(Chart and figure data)
####################
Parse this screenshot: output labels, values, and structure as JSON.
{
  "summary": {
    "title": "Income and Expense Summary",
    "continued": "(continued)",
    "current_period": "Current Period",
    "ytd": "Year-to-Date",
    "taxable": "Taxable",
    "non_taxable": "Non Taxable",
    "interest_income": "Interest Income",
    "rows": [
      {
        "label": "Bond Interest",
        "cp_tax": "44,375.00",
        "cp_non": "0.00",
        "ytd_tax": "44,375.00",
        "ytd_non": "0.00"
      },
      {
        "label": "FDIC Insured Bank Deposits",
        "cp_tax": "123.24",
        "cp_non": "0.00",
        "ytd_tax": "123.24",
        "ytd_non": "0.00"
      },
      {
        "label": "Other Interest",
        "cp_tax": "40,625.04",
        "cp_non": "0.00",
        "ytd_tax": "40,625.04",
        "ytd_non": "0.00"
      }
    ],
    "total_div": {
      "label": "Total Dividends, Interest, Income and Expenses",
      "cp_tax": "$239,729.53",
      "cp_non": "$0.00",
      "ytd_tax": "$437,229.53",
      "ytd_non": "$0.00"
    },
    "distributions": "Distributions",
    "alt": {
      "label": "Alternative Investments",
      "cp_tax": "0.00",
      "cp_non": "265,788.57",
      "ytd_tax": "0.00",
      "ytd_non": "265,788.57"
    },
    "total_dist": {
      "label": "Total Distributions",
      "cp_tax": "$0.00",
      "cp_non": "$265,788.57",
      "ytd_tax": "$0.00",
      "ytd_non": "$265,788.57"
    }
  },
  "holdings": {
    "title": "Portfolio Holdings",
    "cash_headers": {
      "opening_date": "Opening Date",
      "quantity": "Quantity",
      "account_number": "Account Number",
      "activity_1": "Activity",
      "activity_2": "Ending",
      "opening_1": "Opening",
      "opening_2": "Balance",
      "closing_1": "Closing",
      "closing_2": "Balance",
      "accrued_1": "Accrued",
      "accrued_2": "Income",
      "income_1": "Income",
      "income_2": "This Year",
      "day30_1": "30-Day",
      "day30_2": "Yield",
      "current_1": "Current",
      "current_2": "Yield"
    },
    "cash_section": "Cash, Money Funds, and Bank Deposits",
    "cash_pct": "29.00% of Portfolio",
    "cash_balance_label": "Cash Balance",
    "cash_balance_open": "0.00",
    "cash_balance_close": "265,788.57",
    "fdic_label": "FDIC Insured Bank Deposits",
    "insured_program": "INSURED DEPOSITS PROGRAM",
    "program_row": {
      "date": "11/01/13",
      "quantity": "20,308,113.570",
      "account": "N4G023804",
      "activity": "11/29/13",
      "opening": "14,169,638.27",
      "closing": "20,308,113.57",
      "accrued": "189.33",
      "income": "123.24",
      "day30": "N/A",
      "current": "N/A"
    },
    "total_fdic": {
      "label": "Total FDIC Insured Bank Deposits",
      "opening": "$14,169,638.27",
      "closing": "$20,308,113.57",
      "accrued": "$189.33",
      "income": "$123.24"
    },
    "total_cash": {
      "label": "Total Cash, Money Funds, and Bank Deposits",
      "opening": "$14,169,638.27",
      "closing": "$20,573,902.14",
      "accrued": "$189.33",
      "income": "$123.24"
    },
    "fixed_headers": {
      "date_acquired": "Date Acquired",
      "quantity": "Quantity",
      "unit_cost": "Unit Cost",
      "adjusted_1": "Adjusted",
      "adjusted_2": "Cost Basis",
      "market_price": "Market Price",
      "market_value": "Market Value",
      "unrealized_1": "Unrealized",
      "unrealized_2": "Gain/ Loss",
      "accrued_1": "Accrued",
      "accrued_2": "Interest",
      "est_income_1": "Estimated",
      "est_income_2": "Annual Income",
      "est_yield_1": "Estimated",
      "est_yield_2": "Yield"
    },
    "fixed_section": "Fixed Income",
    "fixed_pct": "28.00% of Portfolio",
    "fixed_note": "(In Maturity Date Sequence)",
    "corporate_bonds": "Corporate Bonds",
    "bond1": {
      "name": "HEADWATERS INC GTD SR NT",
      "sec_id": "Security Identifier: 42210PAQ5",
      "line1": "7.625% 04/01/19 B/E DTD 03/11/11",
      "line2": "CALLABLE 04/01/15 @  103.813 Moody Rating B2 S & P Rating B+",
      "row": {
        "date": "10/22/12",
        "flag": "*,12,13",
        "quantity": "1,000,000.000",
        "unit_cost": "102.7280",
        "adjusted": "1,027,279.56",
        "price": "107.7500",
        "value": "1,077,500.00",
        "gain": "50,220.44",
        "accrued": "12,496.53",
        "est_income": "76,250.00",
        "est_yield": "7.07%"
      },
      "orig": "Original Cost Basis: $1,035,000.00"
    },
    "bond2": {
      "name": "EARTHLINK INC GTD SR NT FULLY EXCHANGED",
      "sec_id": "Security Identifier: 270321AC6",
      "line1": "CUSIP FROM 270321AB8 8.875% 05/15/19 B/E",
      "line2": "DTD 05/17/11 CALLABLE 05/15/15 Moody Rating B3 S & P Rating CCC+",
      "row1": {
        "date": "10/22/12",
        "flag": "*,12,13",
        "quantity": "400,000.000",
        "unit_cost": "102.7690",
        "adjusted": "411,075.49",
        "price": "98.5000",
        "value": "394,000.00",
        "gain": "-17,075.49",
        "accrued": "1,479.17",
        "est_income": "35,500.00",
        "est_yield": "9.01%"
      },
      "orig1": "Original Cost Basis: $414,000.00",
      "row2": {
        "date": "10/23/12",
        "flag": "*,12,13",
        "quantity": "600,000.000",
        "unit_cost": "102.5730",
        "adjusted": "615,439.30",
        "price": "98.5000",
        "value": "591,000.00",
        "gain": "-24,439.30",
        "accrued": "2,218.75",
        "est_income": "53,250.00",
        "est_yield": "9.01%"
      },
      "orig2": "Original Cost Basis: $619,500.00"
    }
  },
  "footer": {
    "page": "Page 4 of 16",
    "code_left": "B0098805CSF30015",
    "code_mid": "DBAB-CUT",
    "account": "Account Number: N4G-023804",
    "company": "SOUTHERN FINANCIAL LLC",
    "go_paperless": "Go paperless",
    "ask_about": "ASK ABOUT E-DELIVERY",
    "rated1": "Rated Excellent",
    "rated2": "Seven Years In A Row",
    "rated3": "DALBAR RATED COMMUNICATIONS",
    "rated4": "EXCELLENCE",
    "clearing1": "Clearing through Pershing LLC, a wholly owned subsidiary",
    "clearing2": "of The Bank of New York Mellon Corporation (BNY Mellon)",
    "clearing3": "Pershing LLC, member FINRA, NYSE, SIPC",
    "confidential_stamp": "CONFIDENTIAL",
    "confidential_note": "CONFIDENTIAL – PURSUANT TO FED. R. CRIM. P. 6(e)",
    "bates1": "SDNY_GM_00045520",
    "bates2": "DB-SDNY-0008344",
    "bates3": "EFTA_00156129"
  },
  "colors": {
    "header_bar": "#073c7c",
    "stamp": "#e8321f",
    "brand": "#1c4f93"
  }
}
####################
▶ _What to work on_:
Extract each record, keeping it identical to the original.

▶ _Exercise result_:
Parse this screenshot: output labels, values, and structure as JSON.
{
  "summary": {
    "title": "Income and Expense Summary",
    "continued": "(continued)",
    "current_period": "Current Period",
    "ytd": "Year-to-Date",
    "taxable": "Taxable",
    "non_taxable": "Non Taxable",
    "interest_income": "Interest Income",
    "rows": [
      {
        "label": "Bond Interest",
        "cp_tax": "44,375.00",
        "cp_non": "0.00",
        "ytd_tax": "44,375.00",
        "ytd_non": "0.00"
      },
      {
        "label": "FDIC Insured Bank Deposits",
        "cp_tax": "123.24",
        "cp_non": "0.00",
        "ytd_tax": "123.24",
        "ytd_non": "0.00"
      },
      {
        "label": "Other Interest",
        "cp_tax": "40,625.04",
        "cp_non": "0.00",
        "ytd_tax": "40,625.04",
        "ytd_non": "0.00"
      }
    ],
    "total_div": {
      "label": "Total Dividends, Interest, Income and Expenses",
      "cp_tax": "$239,729.53",
      "cp_non": "$0.00",
      "ytd_tax": "$437,229.53",
      "ytd_non": "$0.00"
    },
    "distributions": "Distributions",
    "alt": {
      "label": "Alternative Investments",
      "cp_tax": "0.00",
      "cp_non": "265,788.57",
      "ytd_tax": "0.00",
      "ytd_non": "265,788.57"
    },
    "total_dist": {
      "label": "Total Distributions",
      "cp_tax": "$0.00",
      "cp_non": "$265,788.57",
      "ytd_tax": "$0.00",
      "ytd_non": "$265,788.57"
    }
  },
  "holdings": {
    "title": "Portfolio Holdings",
    "cash_headers": {
      "opening_date": "Opening Date",
      "quantity": "Quantity",
      "account_number": "Account Number",
      "activity_1": "Activity",
      "activity_2": "Ending",
      "opening_1": "Opening",
      "opening_2": "Balance",
      "closing_1": "Closing",
      "closing_2": "Balance",
      "accrued_1": "Accrued",
      "accrued_2": "Income",
      "income_1": "Income",
      "income_2": "This Year",
      "day30_1": "30-Day",
      "day30_2": "Yield",
      "current_1": "Current",
      "current_2": "Yield"
    },
    "cash_section": "Cash, Money Funds, and Bank Deposits",
    "cash_pct": "29.00% of Portfolio",
    "cash_balance_label": "Cash Balance",
    "cash_balance_open": "0.00",
    "cash_balance_close": "265,788.57",
    "fdic_label": "FDIC Insured Bank Deposits",
    "insured_program": "INSURED DEPOSITS PROGRAM",
    "program_row": {
      "date": "11/01/13",
      "quantity": "20,308,113.570",
      "account": "N4G023804",
      "activity": "11/29/13",
      "opening": "14,169,638.27",
      "closing": "20,308,113.57",
      "accrued": "189.33",
      "income": "123.24",
      "day30": "N/A",
      "current": "N/A"
    },
    "total_fdic": {
      "label": "Total FDIC Insured Bank Deposits",
      "opening": "$14,169,638.27",
      "closing": "$20,308,113.57",
      "accrued": "$189.33",
      "income": "$123.24"
    },
    "total_cash": {
      "label": "Total Cash, Money Funds, and Bank Deposits",
      "opening": "$14,169,638.27",
      "closing": "$20,573,902.14",
      "accrued": "$189.33",
      "income": "$123.24"
    },
    "fixed_headers": {
      "date_acquired": "Date Acquired",
      "quantity": "Quantity",
      "unit_cost": "Unit Cost",
      "adjusted_1": "Adjusted",
      "adjusted_2": "Cost Basis",
      "market_price": "Market Price",
      "market_value": "Market Value",
      "unrealized_1": "Unrealized",
      "unrealized_2": "Gain/ Loss",
      "accrued_1": "Accrued",
      "accrued_2": "Interest",
      "est_income_1": "Estimated",
      "est_income_2": "Annual Income",
      "est_yield_1": "Estimated",
      "est_yield_2": "Yield"
    },
    "fixed_section": "Fixed Income",
    "fixed_pct": "28.00% of Portfolio",
    "fixed_note": "(In Maturity Date Sequence)",
    "corporate_bonds": "Corporate Bonds",
    "bond1": {
      "name": "HEADWATERS INC GTD SR NT",
      "sec_id": "Security Identifier: 42210PAQ5",
      "line1": "7.625% 04/01/19 B/E DTD 03/11/11",
      "line2": "CALLABLE 04/01/15 @  103.813 Moody Rating B2 S & P Rating B+",
      "row": {
        "date": "10/22/12",
        "flag": "*,12,13",
        "quantity": "1,000,000.000",
        "unit_cost": "102.7280",
        "adjusted": "1,027,279.56",
        "price": "107.7500",
        "value": "1,077,500.00",
        "gain": "50,220.44",
        "accrued": "12,496.53",
        "est_income": "76,250.00",
        "est_yield": "7.07%"
      },
      "orig": "Original Cost Basis: $1,035,000.00"
    },
    "bond2": {
      "name": "EARTHLINK INC GTD SR NT FULLY EXCHANGED",
      "sec_id": "Security Identifier: 270321AC6",
      "line1": "CUSIP FROM 270321AB8 8.875% 05/15/19 B/E",
      "line2": "DTD 05/17/11 CALLABLE 05/15/15 Moody Rating B3 S & P Rating CCC+",
      "row1": {
        "date": "10/22/12",
        "flag": "*,12,13",
        "quantity": "400,000.000",
        "unit_cost": "102.7690",
        "adjusted": "411,075.49",
        "price": "98.5000",
        "value": "394,000.00",
        "gain": "-17,075.49",
        "accrued": "1,479.17",
        "est_income": "35,500.00",
        "est_yield": "9.01%"
      },
      "orig1": "Original Cost Basis: $414,000.00",
      "row2": {
        "date": "10/23/12",
        "flag": "*,12,13",
        "quantity": "600,000.000",
        "unit_cost": "102.5730",
        "adjusted": "615,439.30",
        "price": "98.5000",
        "value": "591,000.00",
        "gain": "-24,439.30",
        "accrued": "2,218.75",
        "est_income": "53,250.00",
        "est_yield": "9.01%"
      },
      "orig2": "Original Cost Basis: $619,500.00"
    }
  },
  "footer": {
    "page": "Page 4 of 16",
    "code_left": "B0098805CSF30015",
    "code_mid": "DBAB-CUT",
    "account": "Account Number: N4G-023804",
    "company": "SOUTHERN FINANCIAL LLC",
    "go_paperless": "Go paperless",
    "ask_about": "ASK ABOUT E-DELIVERY",
    "rated1": "Rated Excellent",
    "rated2": "Seven Years In A Row",
    "rated3": "DALBAR RATED COMMUNICATIONS",
    "rated4": "EXCELLENCE",
    "clearing1": "Clearing through Pershing LLC, a wholly owned subsidiary",
    "clearing2": "of The Bank of New York Mellon Corporation (BNY Mellon)",
    "clearing3": "Pershing LLC, member FINRA, NYSE, SIPC",
    "confidential_stamp": "CONFIDENTIAL",
    "confidential_note": "CONFIDENTIAL – PURSUANT TO FED. R. CRIM. P. 6(e)",
    "bates1": "SDNY_GM_00045520",
    "bates2": "DB-SDNY-0008344",
    "bates3": "EFTA_00156129"
  },
  "colors": {
    "header_bar": "#073c7c",
    "stamp": "#e8321f",
    "brand": "#1c4f93"
  }
}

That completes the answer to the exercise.